> **Stated exercise**
Copy every line in the records below that contains the word "bottom".

+ + + +

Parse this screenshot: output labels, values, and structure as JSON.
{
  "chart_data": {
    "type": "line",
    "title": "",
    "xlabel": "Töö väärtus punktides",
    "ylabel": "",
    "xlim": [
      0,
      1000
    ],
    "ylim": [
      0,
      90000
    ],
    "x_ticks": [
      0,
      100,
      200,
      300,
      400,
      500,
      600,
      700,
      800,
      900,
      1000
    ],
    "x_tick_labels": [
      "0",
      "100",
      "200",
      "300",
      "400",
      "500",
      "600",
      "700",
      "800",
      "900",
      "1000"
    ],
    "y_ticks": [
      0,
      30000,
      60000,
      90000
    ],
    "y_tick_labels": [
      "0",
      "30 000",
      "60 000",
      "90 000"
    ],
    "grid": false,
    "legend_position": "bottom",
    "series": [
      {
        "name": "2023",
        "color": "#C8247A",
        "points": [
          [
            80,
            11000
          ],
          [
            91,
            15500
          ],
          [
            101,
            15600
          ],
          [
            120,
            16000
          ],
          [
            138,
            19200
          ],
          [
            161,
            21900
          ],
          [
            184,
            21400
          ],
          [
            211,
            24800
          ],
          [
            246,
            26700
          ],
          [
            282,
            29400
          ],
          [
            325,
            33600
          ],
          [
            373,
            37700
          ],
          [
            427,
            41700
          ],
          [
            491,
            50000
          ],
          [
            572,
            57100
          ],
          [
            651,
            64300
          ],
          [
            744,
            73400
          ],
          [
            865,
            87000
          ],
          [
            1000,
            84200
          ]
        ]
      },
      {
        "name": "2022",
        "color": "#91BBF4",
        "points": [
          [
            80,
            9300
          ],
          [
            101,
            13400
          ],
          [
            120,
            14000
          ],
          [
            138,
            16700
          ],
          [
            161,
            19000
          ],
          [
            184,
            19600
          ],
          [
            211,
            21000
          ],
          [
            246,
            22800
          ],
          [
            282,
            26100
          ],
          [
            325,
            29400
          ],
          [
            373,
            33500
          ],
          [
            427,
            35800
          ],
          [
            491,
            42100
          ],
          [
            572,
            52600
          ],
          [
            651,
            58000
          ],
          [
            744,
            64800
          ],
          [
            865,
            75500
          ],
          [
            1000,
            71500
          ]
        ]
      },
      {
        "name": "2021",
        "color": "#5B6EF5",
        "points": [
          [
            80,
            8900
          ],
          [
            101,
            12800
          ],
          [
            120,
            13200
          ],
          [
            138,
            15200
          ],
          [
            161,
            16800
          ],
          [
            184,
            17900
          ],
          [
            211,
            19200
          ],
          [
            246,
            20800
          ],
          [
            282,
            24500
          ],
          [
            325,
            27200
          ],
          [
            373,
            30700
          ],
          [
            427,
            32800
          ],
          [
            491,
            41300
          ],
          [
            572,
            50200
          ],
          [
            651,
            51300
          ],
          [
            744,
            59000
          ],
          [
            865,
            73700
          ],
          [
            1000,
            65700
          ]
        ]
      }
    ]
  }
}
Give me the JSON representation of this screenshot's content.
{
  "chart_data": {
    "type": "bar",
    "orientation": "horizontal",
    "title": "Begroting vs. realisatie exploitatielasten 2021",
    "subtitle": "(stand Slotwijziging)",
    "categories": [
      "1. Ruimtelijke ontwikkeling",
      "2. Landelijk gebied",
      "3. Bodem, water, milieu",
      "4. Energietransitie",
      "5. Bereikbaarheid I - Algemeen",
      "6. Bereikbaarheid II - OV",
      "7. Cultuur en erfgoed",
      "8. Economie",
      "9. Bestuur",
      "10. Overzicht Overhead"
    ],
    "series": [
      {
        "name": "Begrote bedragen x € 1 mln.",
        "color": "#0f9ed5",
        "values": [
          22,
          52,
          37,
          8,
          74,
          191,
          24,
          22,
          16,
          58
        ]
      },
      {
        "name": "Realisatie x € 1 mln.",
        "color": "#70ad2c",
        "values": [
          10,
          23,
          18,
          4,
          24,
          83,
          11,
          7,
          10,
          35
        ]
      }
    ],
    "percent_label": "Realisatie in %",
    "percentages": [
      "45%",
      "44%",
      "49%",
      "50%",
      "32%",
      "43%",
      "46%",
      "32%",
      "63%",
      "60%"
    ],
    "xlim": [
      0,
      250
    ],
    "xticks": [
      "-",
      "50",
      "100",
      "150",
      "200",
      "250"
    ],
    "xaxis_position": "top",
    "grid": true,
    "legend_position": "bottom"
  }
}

+ + + +

> **Response to the task**
    "legend_position": "bottom",
    "legend_position": "bottom"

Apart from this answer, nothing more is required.